Data extract |
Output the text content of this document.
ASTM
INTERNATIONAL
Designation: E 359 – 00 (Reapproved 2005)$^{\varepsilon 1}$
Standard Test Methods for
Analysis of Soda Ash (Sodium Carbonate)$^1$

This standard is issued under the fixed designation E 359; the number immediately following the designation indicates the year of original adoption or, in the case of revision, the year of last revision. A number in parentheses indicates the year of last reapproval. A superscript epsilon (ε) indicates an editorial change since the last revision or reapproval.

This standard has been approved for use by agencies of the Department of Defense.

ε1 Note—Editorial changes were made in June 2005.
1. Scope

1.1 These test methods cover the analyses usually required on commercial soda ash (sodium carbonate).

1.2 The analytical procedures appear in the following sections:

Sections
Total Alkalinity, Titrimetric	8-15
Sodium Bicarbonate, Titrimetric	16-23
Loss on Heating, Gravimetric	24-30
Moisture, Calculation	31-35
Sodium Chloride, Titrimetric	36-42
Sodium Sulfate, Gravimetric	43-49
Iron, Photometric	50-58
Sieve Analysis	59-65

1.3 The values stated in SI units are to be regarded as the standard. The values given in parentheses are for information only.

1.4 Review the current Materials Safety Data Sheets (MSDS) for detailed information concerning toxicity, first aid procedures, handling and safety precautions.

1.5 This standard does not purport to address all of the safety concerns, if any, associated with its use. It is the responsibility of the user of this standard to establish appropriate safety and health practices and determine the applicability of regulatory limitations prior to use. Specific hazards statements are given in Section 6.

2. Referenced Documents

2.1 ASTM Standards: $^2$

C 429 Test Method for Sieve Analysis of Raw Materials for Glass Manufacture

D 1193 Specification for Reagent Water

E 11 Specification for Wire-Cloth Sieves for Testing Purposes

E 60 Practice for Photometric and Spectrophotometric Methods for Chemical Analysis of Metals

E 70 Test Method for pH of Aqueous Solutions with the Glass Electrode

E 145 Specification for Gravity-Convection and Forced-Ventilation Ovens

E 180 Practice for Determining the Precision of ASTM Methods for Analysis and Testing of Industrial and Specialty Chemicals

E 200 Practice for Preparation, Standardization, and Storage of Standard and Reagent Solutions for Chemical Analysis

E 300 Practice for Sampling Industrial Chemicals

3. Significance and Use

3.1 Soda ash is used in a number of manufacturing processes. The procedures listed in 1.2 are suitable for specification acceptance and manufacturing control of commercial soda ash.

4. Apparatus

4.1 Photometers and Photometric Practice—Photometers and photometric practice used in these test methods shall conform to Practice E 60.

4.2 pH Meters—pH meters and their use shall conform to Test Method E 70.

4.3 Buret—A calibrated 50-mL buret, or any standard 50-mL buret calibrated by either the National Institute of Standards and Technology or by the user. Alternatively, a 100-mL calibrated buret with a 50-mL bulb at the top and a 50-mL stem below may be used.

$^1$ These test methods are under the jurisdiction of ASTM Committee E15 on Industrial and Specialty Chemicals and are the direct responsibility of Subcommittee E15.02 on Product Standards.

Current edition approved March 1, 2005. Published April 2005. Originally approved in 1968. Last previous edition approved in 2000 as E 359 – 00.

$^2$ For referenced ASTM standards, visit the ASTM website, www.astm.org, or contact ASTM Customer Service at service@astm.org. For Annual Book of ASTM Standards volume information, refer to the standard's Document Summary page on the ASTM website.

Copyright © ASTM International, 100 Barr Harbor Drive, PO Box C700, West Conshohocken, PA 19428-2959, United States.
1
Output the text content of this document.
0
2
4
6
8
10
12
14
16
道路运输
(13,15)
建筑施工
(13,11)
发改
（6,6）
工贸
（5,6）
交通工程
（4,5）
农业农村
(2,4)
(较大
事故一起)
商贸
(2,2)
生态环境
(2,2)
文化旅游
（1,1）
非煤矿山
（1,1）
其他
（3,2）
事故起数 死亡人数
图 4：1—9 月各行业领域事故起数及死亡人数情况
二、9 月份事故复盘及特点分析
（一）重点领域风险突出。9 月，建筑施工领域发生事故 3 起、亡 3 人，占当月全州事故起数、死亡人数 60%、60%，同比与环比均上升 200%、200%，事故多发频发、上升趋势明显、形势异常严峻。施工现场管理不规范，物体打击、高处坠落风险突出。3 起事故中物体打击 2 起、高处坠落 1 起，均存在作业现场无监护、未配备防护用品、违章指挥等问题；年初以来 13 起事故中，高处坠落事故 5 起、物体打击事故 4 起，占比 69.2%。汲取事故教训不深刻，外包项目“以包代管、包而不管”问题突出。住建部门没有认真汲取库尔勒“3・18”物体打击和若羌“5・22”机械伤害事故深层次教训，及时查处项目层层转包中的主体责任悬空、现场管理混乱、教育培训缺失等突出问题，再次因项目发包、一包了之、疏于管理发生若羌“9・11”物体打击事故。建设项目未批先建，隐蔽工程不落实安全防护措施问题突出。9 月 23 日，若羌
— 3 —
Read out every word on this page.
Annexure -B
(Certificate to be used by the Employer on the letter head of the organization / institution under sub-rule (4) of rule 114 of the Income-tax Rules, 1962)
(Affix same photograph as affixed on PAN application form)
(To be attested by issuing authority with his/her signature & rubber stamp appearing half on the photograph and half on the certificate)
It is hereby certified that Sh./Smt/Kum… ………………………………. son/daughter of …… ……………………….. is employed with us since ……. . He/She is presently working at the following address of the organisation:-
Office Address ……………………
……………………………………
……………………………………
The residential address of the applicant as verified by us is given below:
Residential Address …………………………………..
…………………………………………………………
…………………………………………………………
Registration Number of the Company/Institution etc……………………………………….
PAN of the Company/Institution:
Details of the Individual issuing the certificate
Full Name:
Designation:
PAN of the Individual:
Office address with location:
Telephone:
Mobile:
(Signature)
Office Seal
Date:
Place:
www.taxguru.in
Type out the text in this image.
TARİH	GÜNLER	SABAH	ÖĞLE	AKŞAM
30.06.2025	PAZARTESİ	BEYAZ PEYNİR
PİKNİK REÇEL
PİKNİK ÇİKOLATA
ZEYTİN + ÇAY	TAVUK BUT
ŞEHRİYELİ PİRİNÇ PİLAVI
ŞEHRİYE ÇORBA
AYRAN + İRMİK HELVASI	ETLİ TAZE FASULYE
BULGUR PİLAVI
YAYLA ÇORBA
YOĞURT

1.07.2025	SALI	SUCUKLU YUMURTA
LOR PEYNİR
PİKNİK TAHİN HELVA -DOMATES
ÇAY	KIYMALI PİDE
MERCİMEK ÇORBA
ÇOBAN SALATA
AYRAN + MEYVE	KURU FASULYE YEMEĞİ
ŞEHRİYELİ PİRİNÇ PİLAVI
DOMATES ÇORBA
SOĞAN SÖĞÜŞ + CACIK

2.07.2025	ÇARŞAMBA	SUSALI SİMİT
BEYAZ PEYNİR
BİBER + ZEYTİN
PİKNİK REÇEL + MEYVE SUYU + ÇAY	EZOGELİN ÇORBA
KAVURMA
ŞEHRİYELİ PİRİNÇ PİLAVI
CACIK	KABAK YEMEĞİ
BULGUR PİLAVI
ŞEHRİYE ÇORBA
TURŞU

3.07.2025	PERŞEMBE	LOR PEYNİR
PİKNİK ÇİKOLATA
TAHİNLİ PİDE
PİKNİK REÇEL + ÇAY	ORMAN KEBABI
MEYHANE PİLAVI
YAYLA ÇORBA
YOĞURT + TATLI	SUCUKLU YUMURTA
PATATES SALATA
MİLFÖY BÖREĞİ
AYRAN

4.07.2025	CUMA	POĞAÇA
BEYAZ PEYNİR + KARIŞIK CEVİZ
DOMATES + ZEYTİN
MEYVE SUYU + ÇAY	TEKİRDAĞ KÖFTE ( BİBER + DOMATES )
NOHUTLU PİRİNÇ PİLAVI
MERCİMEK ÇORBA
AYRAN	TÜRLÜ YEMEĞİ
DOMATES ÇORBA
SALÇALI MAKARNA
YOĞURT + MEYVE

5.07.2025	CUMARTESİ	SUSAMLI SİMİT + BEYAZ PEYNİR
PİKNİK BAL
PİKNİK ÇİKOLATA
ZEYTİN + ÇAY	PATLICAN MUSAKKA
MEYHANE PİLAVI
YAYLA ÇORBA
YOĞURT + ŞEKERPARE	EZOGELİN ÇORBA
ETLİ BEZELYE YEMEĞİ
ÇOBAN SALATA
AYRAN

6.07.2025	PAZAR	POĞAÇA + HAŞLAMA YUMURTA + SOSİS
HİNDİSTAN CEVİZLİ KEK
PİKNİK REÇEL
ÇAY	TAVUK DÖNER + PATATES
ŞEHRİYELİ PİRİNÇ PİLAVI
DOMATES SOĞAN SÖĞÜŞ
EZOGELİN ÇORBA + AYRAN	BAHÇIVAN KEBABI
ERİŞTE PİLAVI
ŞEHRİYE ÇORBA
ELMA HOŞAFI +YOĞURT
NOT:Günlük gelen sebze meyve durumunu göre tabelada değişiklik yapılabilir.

Given task | Copy every line from the entries that contains the word "Titrimetric".

Solution for this exercise |
Total Alkalinity, Titrimetric	8-15
Sodium Bicarbonate, Titrimetric	16-23
Sodium Chloride, Titrimetric	36-42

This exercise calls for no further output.